== DIRECTIVE ==
The records that follow must be repeated verbatim, every one of them.

Records from a collection:
....................

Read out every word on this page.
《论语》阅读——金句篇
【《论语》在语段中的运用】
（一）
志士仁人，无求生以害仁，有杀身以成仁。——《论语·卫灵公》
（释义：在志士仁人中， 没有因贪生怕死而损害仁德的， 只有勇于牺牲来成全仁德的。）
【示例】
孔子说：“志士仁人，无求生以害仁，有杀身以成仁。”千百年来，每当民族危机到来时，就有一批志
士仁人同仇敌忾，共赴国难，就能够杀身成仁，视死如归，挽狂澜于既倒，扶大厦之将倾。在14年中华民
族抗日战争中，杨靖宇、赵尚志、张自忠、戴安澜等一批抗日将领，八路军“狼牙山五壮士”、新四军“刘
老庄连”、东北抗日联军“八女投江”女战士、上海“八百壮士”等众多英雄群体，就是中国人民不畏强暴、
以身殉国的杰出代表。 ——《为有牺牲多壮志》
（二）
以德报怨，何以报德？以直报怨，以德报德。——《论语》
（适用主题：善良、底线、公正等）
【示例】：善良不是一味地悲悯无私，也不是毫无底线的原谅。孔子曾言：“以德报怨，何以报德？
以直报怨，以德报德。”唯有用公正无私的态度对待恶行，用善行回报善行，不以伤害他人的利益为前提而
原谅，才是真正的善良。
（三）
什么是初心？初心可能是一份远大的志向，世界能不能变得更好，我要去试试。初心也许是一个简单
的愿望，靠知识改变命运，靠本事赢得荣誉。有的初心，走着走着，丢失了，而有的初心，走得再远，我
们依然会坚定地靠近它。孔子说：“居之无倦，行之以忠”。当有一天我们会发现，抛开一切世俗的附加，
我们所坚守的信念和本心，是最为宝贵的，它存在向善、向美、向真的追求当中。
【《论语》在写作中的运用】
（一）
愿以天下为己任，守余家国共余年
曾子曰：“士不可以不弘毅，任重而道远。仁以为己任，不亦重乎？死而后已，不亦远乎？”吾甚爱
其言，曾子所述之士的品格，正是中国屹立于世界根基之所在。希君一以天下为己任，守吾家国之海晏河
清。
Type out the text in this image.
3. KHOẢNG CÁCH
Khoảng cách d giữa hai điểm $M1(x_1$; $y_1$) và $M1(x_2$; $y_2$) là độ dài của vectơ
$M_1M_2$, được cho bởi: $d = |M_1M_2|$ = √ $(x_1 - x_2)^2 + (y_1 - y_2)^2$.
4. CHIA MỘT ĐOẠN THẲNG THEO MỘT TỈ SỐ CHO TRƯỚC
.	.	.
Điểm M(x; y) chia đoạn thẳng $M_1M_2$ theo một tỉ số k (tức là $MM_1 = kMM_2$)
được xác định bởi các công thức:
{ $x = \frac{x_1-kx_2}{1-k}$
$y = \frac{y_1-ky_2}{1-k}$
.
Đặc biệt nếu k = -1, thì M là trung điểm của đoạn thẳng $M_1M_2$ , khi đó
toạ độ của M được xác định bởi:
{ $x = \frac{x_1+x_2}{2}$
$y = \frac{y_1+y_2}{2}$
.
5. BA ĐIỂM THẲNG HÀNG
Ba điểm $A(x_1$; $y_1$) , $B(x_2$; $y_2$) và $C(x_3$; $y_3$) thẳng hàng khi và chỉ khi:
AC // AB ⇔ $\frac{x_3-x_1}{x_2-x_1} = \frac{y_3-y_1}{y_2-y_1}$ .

....................

== WRITTEN ANSWER ==
Read out every word on this page.
《论语》阅读——金句篇
【《论语》在语段中的运用】
（一）
志士仁人，无求生以害仁，有杀身以成仁。——《论语·卫灵公》
（释义：在志士仁人中， 没有因贪生怕死而损害仁德的， 只有勇于牺牲来成全仁德的。）
【示例】
孔子说：“志士仁人，无求生以害仁，有杀身以成仁。”千百年来，每当民族危机到来时，就有一批志
士仁人同仇敌忾，共赴国难，就能够杀身成仁，视死如归，挽狂澜于既倒，扶大厦之将倾。在14年中华民
族抗日战争中，杨靖宇、赵尚志、张自忠、戴安澜等一批抗日将领，八路军“狼牙山五壮士”、新四军“刘
老庄连”、东北抗日联军“八女投江”女战士、上海“八百壮士”等众多英雄群体，就是中国人民不畏强暴、
以身殉国的杰出代表。 ——《为有牺牲多壮志》
（二）
以德报怨，何以报德？以直报怨，以德报德。——《论语》
（适用主题：善良、底线、公正等）
【示例】：善良不是一味地悲悯无私，也不是毫无底线的原谅。孔子曾言：“以德报怨，何以报德？
以直报怨，以德报德。”唯有用公正无私的态度对待恶行，用善行回报善行，不以伤害他人的利益为前提而
原谅，才是真正的善良。
（三）
什么是初心？初心可能是一份远大的志向，世界能不能变得更好，我要去试试。初心也许是一个简单
的愿望，靠知识改变命运，靠本事赢得荣誉。有的初心，走着走着，丢失了，而有的初心，走得再远，我
们依然会坚定地靠近它。孔子说：“居之无倦，行之以忠”。当有一天我们会发现，抛开一切世俗的附加，
我们所坚守的信念和本心，是最为宝贵的，它存在向善、向美、向真的追求当中。
【《论语》在写作中的运用】
（一）
愿以天下为己任，守余家国共余年
曾子曰：“士不可以不弘毅，任重而道远。仁以为己任，不亦重乎？死而后已，不亦远乎？”吾甚爱
其言，曾子所述之士的品格，正是中国屹立于世界根基之所在。希君一以天下为己任，守吾家国之海晏河
清。
Type out the text in this image.
3. KHOẢNG CÁCH
Khoảng cách d giữa hai điểm $M1(x_1$; $y_1$) và $M1(x_2$; $y_2$) là độ dài của vectơ
$M_1M_2$, được cho bởi: $d = |M_1M_2|$ = √ $(x_1 - x_2)^2 + (y_1 - y_2)^2$.
4. CHIA MỘT ĐOẠN THẲNG THEO MỘT TỈ SỐ CHO TRƯỚC
.	.	.
Điểm M(x; y) chia đoạn thẳng $M_1M_2$ theo một tỉ số k (tức là $MM_1 = kMM_2$)
được xác định bởi các công thức:
{ $x = \frac{x_1-kx_2}{1-k}$
$y = \frac{y_1-ky_2}{1-k}$
.
Đặc biệt nếu k = -1, thì M là trung điểm của đoạn thẳng $M_1M_2$ , khi đó
toạ độ của M được xác định bởi:
{ $x = \frac{x_1+x_2}{2}$
$y = \frac{y_1+y_2}{2}$
.
5. BA ĐIỂM THẲNG HÀNG
Ba điểm $A(x_1$; $y_1$) , $B(x_2$; $y_2$) và $C(x_3$; $y_3$) thẳng hàng khi và chỉ khi:
AC // AB ⇔ $\frac{x_3-x_1}{x_2-x_1} = \frac{y_3-y_1}{y_2-y_1}$ .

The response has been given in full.